Start of Material for this exercise

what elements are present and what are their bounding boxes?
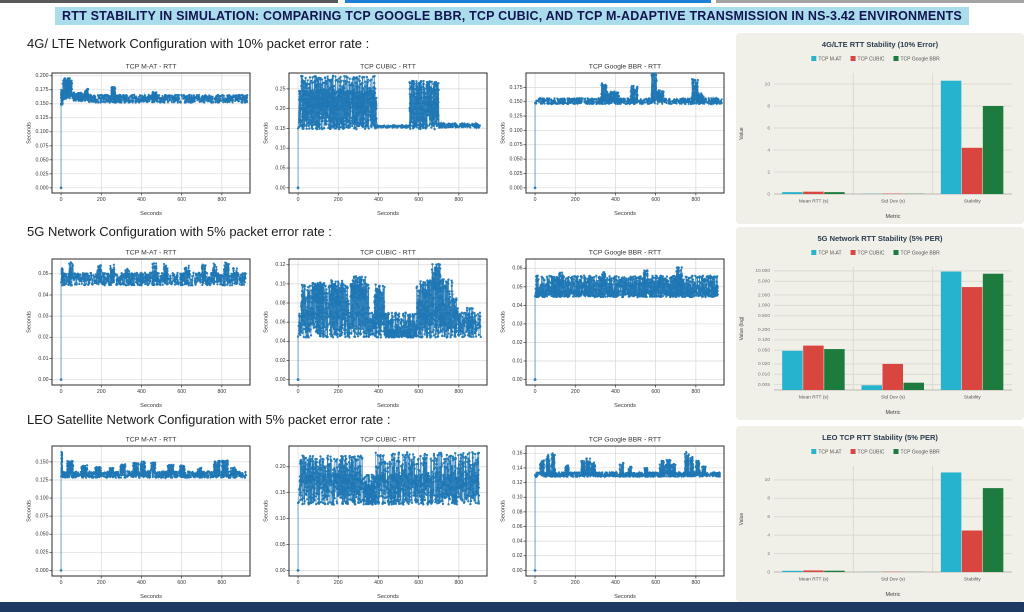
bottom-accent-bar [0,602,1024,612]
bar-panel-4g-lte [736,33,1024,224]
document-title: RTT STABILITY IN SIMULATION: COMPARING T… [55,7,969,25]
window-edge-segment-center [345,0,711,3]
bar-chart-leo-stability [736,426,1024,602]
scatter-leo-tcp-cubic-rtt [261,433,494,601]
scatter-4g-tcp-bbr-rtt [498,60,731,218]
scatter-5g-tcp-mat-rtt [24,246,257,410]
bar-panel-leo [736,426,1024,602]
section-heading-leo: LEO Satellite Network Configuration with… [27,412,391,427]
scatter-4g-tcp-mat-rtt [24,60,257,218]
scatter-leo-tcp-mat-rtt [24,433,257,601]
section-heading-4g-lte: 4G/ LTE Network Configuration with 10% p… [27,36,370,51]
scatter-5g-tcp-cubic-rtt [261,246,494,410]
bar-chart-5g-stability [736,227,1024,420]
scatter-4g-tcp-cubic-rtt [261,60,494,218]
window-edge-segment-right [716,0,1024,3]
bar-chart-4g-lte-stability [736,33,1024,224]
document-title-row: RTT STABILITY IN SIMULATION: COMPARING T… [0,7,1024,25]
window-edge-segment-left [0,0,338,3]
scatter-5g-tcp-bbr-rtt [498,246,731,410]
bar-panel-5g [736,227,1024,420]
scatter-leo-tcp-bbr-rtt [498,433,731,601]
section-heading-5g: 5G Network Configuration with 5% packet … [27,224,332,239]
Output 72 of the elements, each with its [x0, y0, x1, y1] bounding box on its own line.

End of Material for this exercise

▸ **Task goal**:
Put the lines above into a Markdown table with two columns, No. and Line, numbering each nonblank line in order. Omit the pictures.

▸ **Result below**:
| No. | Line |
|---|---|
| 1 | what elements are present and what are their bounding boxes? |
| 2 | bottom-accent-bar [0,602,1024,612] |
| 3 | bar-panel-4g-lte [736,33,1024,224] |
| 4 | document-title: RTT STABILITY IN SIMULATION: COMPARING T… [55,7,969,25] |
| 5 | window-edge-segment-center [345,0,711,3] |
| 6 | bar-chart-leo-stability [736,426,1024,602] |
| 7 | scatter-leo-tcp-cubic-rtt [261,433,494,601] |
| 8 | scatter-4g-tcp-bbr-rtt [498,60,731,218] |
| 9 | scatter-5g-tcp-mat-rtt [24,246,257,410] |
| 10 | bar-panel-leo [736,426,1024,602] |
| 11 | section-heading-leo: LEO Satellite Network Configuration with… [27,412,391,427] |
| 12 | scatter-4g-tcp-mat-rtt [24,60,257,218] |
| 13 | scatter-leo-tcp-mat-rtt [24,433,257,601] |
| 14 | section-heading-4g-lte: 4G/ LTE Network Configuration with 10% p… [27,36,370,51] |
| 15 | scatter-5g-tcp-cubic-rtt [261,246,494,410] |
| 16 | bar-chart-5g-stability [736,227,1024,420] |
| 17 | scatter-4g-tcp-cubic-rtt [261,60,494,218] |
| 18 | window-edge-segment-right [716,0,1024,3] |
| 19 | bar-chart-4g-lte-stability [736,33,1024,224] |
| 20 | document-title-row: RTT STABILITY IN SIMULATION: COMPARING T… [0,7,1024,25] |
| 21 | window-edge-segment-left [0,0,338,3] |
| 22 | scatter-5g-tcp-bbr-rtt [498,246,731,410] |
| 23 | bar-panel-5g [736,227,1024,420] |
| 24 | scatter-leo-tcp-bbr-rtt [498,433,731,601] |
| 25 | section-heading-5g: 5G Network Configuration with 5% packet … [27,224,332,239] |
| 26 | Output 72 of the elements, each with its [x0, y0, x1, y1] bounding box on its own line. |